(Records from a collection)
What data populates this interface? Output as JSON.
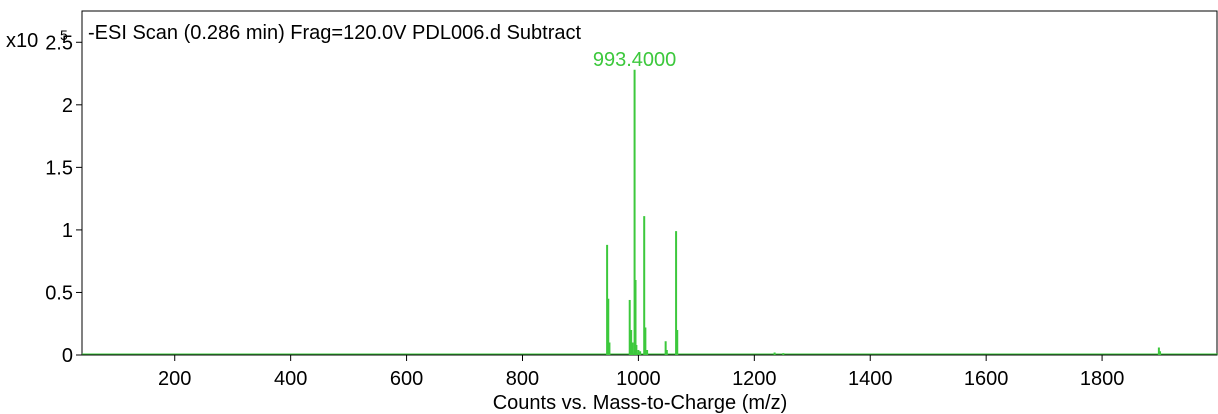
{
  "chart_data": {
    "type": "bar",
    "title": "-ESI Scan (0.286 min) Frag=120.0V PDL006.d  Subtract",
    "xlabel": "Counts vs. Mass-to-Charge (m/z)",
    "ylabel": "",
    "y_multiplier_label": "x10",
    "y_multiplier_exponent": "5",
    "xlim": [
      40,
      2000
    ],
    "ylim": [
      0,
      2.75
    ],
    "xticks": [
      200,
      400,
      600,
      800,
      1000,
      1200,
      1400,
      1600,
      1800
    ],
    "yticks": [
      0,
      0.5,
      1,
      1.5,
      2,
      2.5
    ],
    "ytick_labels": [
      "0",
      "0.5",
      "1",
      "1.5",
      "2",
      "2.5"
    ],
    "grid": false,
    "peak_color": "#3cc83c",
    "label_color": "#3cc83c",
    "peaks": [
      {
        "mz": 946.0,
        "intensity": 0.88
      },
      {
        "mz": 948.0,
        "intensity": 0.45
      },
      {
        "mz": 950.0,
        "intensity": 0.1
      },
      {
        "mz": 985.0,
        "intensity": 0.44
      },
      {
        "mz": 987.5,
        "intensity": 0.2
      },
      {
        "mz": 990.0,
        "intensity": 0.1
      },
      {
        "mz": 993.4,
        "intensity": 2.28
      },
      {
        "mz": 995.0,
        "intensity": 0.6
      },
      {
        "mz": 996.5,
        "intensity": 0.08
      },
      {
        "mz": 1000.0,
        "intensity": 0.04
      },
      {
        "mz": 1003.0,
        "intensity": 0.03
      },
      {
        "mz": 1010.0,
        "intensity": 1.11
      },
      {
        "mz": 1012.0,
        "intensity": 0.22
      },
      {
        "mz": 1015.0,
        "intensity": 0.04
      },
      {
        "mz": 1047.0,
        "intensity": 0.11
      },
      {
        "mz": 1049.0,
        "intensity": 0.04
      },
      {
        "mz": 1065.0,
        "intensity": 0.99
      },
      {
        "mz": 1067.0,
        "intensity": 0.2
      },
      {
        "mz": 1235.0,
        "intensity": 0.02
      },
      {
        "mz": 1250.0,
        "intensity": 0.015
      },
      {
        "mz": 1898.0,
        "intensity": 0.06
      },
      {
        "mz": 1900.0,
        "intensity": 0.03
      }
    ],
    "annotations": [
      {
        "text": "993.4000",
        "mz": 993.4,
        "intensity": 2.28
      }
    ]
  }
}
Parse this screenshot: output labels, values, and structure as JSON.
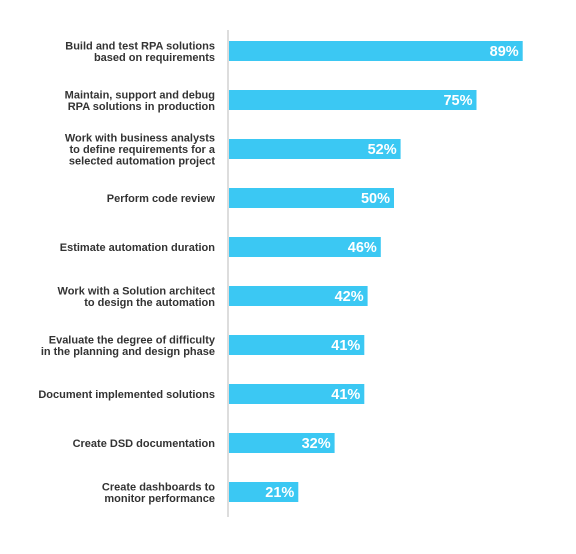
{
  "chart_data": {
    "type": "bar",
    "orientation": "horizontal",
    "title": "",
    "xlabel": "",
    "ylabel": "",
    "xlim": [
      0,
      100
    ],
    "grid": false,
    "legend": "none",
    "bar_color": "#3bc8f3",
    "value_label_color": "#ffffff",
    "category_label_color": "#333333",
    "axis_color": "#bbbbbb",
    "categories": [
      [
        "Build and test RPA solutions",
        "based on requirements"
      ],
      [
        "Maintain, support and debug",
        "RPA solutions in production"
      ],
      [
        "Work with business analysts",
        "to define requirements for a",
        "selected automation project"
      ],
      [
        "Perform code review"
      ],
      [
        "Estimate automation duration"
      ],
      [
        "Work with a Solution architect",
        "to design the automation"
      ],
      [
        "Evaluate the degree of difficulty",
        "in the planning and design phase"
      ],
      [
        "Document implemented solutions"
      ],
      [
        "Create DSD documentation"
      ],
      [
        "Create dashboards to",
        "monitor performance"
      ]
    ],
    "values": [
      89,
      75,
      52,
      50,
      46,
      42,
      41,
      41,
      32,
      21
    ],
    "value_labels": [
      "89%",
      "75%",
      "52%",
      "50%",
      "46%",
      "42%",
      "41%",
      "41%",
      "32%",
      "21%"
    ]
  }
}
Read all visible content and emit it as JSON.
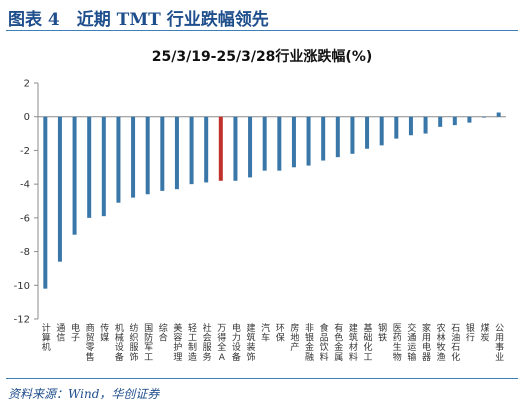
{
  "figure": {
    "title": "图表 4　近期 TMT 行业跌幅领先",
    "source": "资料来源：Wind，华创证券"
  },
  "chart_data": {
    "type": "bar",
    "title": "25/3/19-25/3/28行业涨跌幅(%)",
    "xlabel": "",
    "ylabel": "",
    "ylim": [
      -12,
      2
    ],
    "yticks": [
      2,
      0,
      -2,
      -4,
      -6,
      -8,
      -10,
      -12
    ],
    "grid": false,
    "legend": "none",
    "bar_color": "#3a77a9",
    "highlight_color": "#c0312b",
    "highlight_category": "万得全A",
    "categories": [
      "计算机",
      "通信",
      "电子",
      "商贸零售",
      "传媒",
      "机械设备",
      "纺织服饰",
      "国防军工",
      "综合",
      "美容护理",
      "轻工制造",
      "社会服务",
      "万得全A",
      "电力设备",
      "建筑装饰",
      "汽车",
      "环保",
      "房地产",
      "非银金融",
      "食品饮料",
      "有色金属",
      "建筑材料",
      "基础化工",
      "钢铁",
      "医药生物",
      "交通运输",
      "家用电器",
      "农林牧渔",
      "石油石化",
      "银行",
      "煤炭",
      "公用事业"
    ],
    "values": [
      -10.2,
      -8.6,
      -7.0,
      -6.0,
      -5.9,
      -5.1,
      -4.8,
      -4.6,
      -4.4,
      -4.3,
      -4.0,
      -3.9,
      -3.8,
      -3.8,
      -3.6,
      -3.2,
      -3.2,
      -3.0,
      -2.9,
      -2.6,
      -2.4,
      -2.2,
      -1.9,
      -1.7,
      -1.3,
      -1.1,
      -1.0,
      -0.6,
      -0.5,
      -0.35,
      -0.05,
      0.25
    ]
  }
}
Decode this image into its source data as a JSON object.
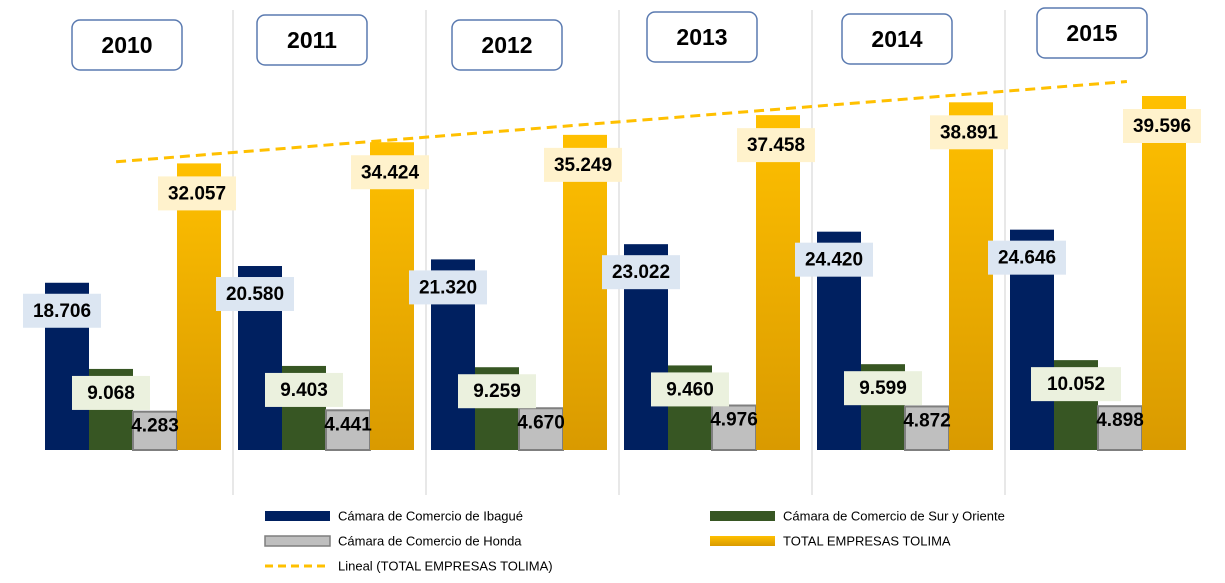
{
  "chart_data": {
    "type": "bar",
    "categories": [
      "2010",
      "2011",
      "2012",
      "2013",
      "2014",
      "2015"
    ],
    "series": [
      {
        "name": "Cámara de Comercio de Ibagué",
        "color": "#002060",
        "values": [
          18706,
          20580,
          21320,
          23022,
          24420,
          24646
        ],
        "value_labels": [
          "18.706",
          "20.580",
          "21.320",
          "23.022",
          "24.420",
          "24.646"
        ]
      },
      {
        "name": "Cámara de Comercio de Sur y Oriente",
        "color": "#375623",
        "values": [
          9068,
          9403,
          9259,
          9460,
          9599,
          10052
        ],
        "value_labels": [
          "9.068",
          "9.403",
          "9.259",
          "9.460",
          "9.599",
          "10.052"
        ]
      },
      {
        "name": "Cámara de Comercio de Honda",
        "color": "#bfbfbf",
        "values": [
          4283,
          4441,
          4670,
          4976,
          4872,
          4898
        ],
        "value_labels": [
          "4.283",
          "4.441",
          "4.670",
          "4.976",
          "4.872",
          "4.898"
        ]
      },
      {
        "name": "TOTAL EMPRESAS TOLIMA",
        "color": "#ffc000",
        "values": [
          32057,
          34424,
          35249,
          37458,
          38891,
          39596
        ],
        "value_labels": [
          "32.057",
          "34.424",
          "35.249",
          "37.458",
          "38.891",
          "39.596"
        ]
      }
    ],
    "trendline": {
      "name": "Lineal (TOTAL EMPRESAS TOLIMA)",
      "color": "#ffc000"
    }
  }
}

Task goal:
Copy every line from the records above that contains the word "automation".

Solution to the exercise:
        "selected automation project"
        "Estimate automation duration"
        "to design the automation"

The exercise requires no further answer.